*Task requirements:* Take the material below and write it all out again exactly.

*Records:*
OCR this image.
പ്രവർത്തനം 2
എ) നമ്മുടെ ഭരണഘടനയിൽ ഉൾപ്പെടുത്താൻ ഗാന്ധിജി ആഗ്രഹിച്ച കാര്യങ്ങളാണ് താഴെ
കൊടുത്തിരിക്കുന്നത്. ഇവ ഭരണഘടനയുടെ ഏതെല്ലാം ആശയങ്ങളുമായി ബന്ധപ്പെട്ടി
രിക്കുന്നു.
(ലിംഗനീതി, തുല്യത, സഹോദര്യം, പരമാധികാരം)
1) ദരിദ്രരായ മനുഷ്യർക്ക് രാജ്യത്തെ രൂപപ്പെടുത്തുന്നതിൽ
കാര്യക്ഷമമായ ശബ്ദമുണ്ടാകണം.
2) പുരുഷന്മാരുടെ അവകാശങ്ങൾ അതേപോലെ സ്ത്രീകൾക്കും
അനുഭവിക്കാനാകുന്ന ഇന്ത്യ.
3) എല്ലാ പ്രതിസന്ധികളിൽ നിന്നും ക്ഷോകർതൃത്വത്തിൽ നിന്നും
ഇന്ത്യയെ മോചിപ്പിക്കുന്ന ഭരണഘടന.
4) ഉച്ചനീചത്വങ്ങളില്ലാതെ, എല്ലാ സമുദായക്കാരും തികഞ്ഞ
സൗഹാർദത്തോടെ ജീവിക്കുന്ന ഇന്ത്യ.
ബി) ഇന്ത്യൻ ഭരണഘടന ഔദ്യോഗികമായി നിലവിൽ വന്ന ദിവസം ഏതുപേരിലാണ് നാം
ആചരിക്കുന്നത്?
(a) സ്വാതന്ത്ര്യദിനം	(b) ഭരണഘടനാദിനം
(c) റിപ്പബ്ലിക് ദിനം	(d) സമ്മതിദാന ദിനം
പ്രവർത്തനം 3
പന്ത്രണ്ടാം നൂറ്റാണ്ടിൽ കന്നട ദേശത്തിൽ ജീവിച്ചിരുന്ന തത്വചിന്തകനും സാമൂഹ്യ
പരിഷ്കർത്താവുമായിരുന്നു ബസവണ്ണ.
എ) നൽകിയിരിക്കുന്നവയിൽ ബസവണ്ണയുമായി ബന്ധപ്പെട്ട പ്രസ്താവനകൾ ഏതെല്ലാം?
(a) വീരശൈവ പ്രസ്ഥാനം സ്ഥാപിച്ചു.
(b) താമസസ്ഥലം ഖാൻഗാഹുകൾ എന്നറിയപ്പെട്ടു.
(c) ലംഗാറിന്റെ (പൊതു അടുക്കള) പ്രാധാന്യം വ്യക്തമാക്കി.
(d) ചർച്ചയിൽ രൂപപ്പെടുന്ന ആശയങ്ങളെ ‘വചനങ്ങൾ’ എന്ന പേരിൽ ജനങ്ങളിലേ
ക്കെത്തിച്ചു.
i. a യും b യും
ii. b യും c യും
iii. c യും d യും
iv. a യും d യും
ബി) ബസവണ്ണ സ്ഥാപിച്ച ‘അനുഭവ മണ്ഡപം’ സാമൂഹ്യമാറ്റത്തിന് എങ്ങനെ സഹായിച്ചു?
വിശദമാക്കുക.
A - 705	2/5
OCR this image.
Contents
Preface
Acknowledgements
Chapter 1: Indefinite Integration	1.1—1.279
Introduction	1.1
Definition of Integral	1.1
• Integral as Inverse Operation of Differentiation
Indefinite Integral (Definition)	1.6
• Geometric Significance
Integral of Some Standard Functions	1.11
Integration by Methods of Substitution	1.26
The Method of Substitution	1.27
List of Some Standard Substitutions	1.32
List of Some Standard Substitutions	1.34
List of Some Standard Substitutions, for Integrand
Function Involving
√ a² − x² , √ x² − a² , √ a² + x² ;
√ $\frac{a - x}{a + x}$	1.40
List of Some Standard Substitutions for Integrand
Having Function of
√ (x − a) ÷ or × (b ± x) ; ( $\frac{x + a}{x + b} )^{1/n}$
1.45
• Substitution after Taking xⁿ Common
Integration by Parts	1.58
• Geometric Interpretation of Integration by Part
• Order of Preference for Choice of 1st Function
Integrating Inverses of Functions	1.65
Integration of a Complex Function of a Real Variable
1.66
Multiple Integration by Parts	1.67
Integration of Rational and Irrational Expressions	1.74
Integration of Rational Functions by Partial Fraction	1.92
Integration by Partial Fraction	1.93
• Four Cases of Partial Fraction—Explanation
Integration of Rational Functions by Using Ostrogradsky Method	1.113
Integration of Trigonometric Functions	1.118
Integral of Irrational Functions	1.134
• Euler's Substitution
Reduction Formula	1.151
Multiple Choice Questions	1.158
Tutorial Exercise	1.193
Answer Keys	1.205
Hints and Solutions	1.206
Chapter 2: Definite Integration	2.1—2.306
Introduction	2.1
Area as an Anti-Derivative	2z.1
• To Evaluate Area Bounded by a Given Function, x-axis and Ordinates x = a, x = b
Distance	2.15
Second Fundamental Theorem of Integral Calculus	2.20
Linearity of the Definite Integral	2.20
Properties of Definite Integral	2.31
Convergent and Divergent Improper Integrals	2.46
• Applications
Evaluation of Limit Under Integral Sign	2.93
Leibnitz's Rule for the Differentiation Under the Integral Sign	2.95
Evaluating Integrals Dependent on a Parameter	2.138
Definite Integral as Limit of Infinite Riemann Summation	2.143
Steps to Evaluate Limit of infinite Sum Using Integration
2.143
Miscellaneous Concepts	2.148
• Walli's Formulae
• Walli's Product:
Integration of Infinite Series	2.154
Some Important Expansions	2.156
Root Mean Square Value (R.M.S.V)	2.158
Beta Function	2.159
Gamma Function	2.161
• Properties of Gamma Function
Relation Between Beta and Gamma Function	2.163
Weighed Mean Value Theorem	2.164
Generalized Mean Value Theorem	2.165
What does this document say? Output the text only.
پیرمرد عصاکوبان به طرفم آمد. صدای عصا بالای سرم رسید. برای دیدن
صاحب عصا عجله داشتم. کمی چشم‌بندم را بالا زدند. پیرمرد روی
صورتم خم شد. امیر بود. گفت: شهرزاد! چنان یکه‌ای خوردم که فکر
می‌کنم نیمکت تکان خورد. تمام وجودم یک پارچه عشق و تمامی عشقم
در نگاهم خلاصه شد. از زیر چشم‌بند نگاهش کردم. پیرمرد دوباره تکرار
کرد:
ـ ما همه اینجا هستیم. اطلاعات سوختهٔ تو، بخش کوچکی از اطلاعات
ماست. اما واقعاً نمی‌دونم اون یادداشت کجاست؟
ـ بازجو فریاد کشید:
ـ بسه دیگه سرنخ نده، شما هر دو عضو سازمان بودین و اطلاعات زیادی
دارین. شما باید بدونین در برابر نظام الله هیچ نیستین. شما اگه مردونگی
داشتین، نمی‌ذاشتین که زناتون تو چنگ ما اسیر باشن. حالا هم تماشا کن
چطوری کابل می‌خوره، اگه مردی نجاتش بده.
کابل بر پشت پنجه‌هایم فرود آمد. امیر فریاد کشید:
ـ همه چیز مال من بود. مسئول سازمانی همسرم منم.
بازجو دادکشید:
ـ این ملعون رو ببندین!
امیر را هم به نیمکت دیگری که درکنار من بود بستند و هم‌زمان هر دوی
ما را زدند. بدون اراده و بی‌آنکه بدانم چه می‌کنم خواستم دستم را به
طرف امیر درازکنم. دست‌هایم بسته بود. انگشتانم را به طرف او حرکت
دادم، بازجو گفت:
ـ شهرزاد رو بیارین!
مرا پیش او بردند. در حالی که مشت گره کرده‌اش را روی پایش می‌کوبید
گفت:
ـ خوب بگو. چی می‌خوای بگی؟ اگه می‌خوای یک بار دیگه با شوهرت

*Final result:*
OCR this image.
പ്രവർത്തനം 2
എ) നമ്മുടെ ഭരണഘടനയിൽ ഉൾപ്പെടുത്താൻ ഗാന്ധിജി ആഗ്രഹിച്ച കാര്യങ്ങളാണ് താഴെ
കൊടുത്തിരിക്കുന്നത്. ഇവ ഭരണഘടനയുടെ ഏതെല്ലാം ആശയങ്ങളുമായി ബന്ധപ്പെട്ടി
രിക്കുന്നു.
(ലിംഗനീതി, തുല്യത, സഹോദര്യം, പരമാധികാരം)
1) ദരിദ്രരായ മനുഷ്യർക്ക് രാജ്യത്തെ രൂപപ്പെടുത്തുന്നതിൽ
കാര്യക്ഷമമായ ശബ്ദമുണ്ടാകണം.
2) പുരുഷന്മാരുടെ അവകാശങ്ങൾ അതേപോലെ സ്ത്രീകൾക്കും
അനുഭവിക്കാനാകുന്ന ഇന്ത്യ.
3) എല്ലാ പ്രതിസന്ധികളിൽ നിന്നും ക്ഷോകർതൃത്വത്തിൽ നിന്നും
ഇന്ത്യയെ മോചിപ്പിക്കുന്ന ഭരണഘടന.
4) ഉച്ചനീചത്വങ്ങളില്ലാതെ, എല്ലാ സമുദായക്കാരും തികഞ്ഞ
സൗഹാർദത്തോടെ ജീവിക്കുന്ന ഇന്ത്യ.
ബി) ഇന്ത്യൻ ഭരണഘടന ഔദ്യോഗികമായി നിലവിൽ വന്ന ദിവസം ഏതുപേരിലാണ് നാം
ആചരിക്കുന്നത്?
(a) സ്വാതന്ത്ര്യദിനം	(b) ഭരണഘടനാദിനം
(c) റിപ്പബ്ലിക് ദിനം	(d) സമ്മതിദാന ദിനം
പ്രവർത്തനം 3
പന്ത്രണ്ടാം നൂറ്റാണ്ടിൽ കന്നട ദേശത്തിൽ ജീവിച്ചിരുന്ന തത്വചിന്തകനും സാമൂഹ്യ
പരിഷ്കർത്താവുമായിരുന്നു ബസവണ്ണ.
എ) നൽകിയിരിക്കുന്നവയിൽ ബസവണ്ണയുമായി ബന്ധപ്പെട്ട പ്രസ്താവനകൾ ഏതെല്ലാം?
(a) വീരശൈവ പ്രസ്ഥാനം സ്ഥാപിച്ചു.
(b) താമസസ്ഥലം ഖാൻഗാഹുകൾ എന്നറിയപ്പെട്ടു.
(c) ലംഗാറിന്റെ (പൊതു അടുക്കള) പ്രാധാന്യം വ്യക്തമാക്കി.
(d) ചർച്ചയിൽ രൂപപ്പെടുന്ന ആശയങ്ങളെ ‘വചനങ്ങൾ’ എന്ന പേരിൽ ജനങ്ങളിലേ
ക്കെത്തിച്ചു.
i. a യും b യും
ii. b യും c യും
iii. c യും d യും
iv. a യും d യും
ബി) ബസവണ്ണ സ്ഥാപിച്ച ‘അനുഭവ മണ്ഡപം’ സാമൂഹ്യമാറ്റത്തിന് എങ്ങനെ സഹായിച്ചു?
വിശദമാക്കുക.
A - 705	2/5
OCR this image.
Contents
Preface
Acknowledgements
Chapter 1: Indefinite Integration	1.1—1.279
Introduction	1.1
Definition of Integral	1.1
• Integral as Inverse Operation of Differentiation
Indefinite Integral (Definition)	1.6
• Geometric Significance
Integral of Some Standard Functions	1.11
Integration by Methods of Substitution	1.26
The Method of Substitution	1.27
List of Some Standard Substitutions	1.32
List of Some Standard Substitutions	1.34
List of Some Standard Substitutions, for Integrand
Function Involving
√ a² − x² , √ x² − a² , √ a² + x² ;
√ $\frac{a - x}{a + x}$	1.40
List of Some Standard Substitutions for Integrand
Having Function of
√ (x − a) ÷ or × (b ± x) ; ( $\frac{x + a}{x + b} )^{1/n}$
1.45
• Substitution after Taking xⁿ Common
Integration by Parts	1.58
• Geometric Interpretation of Integration by Part
• Order of Preference for Choice of 1st Function
Integrating Inverses of Functions	1.65
Integration of a Complex Function of a Real Variable
1.66
Multiple Integration by Parts	1.67
Integration of Rational and Irrational Expressions	1.74
Integration of Rational Functions by Partial Fraction	1.92
Integration by Partial Fraction	1.93
• Four Cases of Partial Fraction—Explanation
Integration of Rational Functions by Using Ostrogradsky Method	1.113
Integration of Trigonometric Functions	1.118
Integral of Irrational Functions	1.134
• Euler's Substitution
Reduction Formula	1.151
Multiple Choice Questions	1.158
Tutorial Exercise	1.193
Answer Keys	1.205
Hints and Solutions	1.206
Chapter 2: Definite Integration	2.1—2.306
Introduction	2.1
Area as an Anti-Derivative	2z.1
• To Evaluate Area Bounded by a Given Function, x-axis and Ordinates x = a, x = b
Distance	2.15
Second Fundamental Theorem of Integral Calculus	2.20
Linearity of the Definite Integral	2.20
Properties of Definite Integral	2.31
Convergent and Divergent Improper Integrals	2.46
• Applications
Evaluation of Limit Under Integral Sign	2.93
Leibnitz's Rule for the Differentiation Under the Integral Sign	2.95
Evaluating Integrals Dependent on a Parameter	2.138
Definite Integral as Limit of Infinite Riemann Summation	2.143
Steps to Evaluate Limit of infinite Sum Using Integration
2.143
Miscellaneous Concepts	2.148
• Walli's Formulae
• Walli's Product:
Integration of Infinite Series	2.154
Some Important Expansions	2.156
Root Mean Square Value (R.M.S.V)	2.158
Beta Function	2.159
Gamma Function	2.161
• Properties of Gamma Function
Relation Between Beta and Gamma Function	2.163
Weighed Mean Value Theorem	2.164
Generalized Mean Value Theorem	2.165
What does this document say? Output the text only.
پیرمرد عصاکوبان به طرفم آمد. صدای عصا بالای سرم رسید. برای دیدن
صاحب عصا عجله داشتم. کمی چشم‌بندم را بالا زدند. پیرمرد روی
صورتم خم شد. امیر بود. گفت: شهرزاد! چنان یکه‌ای خوردم که فکر
می‌کنم نیمکت تکان خورد. تمام وجودم یک پارچه عشق و تمامی عشقم
در نگاهم خلاصه شد. از زیر چشم‌بند نگاهش کردم. پیرمرد دوباره تکرار
کرد:
ـ ما همه اینجا هستیم. اطلاعات سوختهٔ تو، بخش کوچکی از اطلاعات
ماست. اما واقعاً نمی‌دونم اون یادداشت کجاست؟
ـ بازجو فریاد کشید:
ـ بسه دیگه سرنخ نده، شما هر دو عضو سازمان بودین و اطلاعات زیادی
دارین. شما باید بدونین در برابر نظام الله هیچ نیستین. شما اگه مردونگی
داشتین، نمی‌ذاشتین که زناتون تو چنگ ما اسیر باشن. حالا هم تماشا کن
چطوری کابل می‌خوره، اگه مردی نجاتش بده.
کابل بر پشت پنجه‌هایم فرود آمد. امیر فریاد کشید:
ـ همه چیز مال من بود. مسئول سازمانی همسرم منم.
بازجو دادکشید:
ـ این ملعون رو ببندین!
امیر را هم به نیمکت دیگری که درکنار من بود بستند و هم‌زمان هر دوی
ما را زدند. بدون اراده و بی‌آنکه بدانم چه می‌کنم خواستم دستم را به
طرف امیر درازکنم. دست‌هایم بسته بود. انگشتانم را به طرف او حرکت
دادم، بازجو گفت:
ـ شهرزاد رو بیارین!
مرا پیش او بردند. در حالی که مشت گره کرده‌اش را روی پایش می‌کوبید
گفت:
ـ خوب بگو. چی می‌خوای بگی؟ اگه می‌خوای یک بار دیگه با شوهرت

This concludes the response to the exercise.